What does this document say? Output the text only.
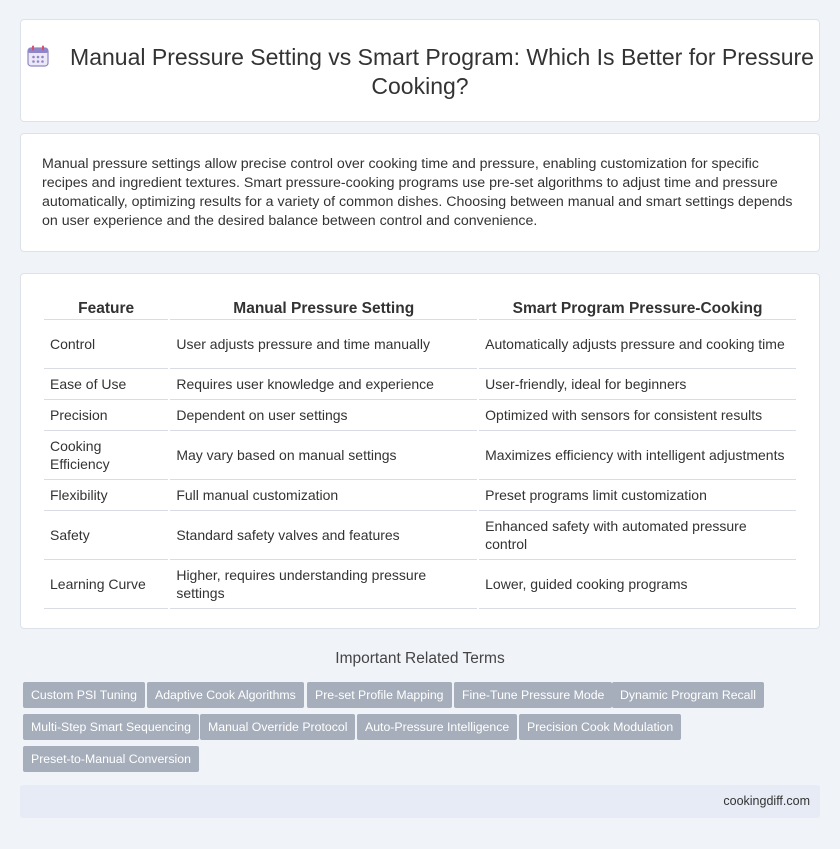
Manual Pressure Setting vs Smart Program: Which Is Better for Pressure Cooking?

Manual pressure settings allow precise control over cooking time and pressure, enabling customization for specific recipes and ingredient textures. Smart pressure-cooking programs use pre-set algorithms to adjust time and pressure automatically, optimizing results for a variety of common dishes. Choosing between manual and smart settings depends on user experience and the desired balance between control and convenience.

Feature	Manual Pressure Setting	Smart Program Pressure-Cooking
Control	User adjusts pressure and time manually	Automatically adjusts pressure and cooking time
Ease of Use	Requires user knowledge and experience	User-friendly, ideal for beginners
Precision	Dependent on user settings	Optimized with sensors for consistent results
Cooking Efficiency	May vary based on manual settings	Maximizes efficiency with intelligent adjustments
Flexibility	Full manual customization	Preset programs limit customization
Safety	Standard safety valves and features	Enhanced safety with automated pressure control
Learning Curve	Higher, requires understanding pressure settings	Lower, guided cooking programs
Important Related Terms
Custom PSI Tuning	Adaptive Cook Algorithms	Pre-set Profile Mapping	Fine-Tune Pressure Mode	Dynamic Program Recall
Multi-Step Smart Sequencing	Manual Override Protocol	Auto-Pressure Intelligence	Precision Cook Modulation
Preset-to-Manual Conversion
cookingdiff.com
---
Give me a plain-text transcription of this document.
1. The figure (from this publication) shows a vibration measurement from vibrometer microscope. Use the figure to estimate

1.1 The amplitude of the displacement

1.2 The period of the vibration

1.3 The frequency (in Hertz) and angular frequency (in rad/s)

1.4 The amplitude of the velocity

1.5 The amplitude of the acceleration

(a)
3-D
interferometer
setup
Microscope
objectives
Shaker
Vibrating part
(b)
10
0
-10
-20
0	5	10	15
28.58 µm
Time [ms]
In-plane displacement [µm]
---
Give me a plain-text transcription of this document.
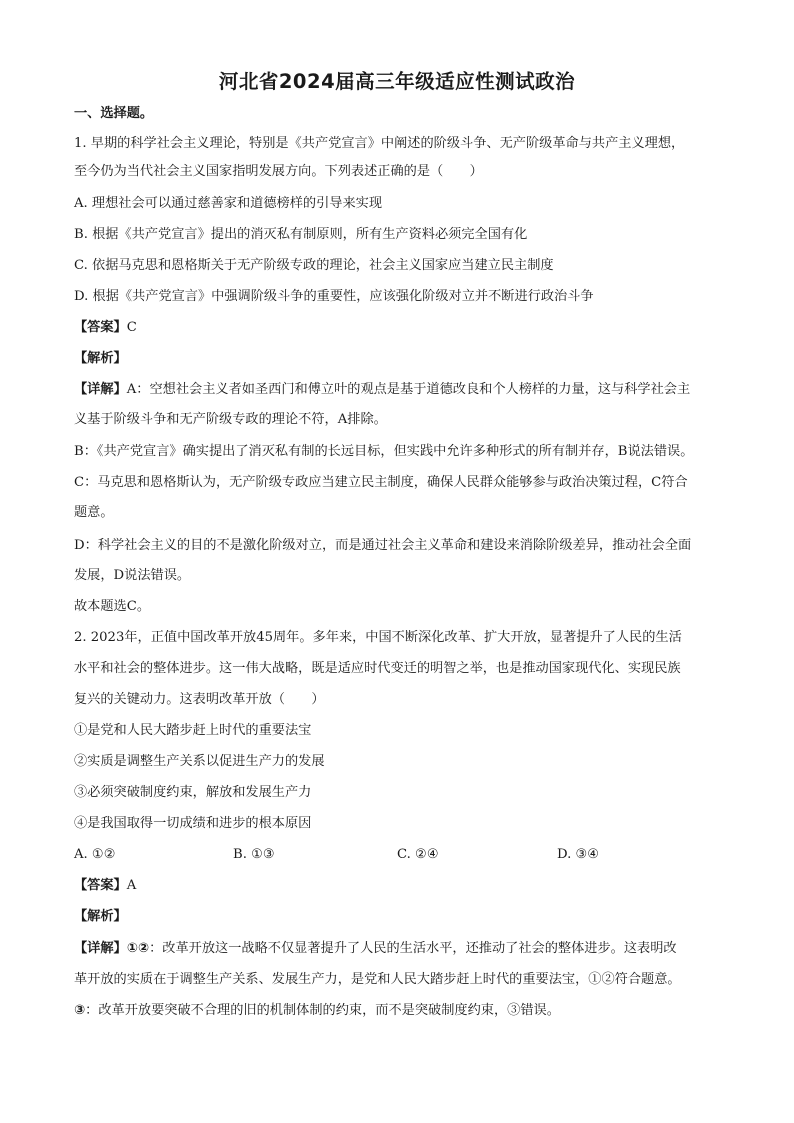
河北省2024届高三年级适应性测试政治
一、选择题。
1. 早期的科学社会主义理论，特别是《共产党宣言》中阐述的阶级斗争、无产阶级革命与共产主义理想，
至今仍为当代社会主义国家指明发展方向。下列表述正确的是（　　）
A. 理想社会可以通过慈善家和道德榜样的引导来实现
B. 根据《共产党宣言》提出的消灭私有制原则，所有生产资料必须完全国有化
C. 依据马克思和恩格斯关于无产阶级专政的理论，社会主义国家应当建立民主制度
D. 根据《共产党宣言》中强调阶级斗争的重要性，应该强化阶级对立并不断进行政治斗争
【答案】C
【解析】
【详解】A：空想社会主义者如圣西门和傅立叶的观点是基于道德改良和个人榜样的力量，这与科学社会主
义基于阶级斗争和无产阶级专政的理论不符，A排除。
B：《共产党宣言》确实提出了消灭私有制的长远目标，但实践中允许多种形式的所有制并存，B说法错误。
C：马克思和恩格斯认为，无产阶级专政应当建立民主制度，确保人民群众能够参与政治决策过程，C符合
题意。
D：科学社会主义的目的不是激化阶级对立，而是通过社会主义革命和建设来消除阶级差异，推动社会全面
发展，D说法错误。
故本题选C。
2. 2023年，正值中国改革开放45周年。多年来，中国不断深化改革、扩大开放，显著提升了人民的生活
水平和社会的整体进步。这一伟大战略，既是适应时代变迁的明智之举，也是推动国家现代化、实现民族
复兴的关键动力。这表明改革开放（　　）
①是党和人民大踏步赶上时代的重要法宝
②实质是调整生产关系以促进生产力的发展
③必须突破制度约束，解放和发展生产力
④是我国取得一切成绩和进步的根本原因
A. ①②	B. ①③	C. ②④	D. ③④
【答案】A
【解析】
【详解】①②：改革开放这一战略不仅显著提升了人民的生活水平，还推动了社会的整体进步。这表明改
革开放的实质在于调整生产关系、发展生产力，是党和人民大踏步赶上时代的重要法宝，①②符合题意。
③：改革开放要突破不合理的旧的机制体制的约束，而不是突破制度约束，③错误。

## Objective
Pull out each line of the records holding the string "this".

## Written response
What does this document say? Output the text only.
Give me a plain-text transcription of this document.
1. The figure (from this publication) shows a vibration measurement from vibrometer microscope. Use the figure to estimate
Give me a plain-text transcription of this document.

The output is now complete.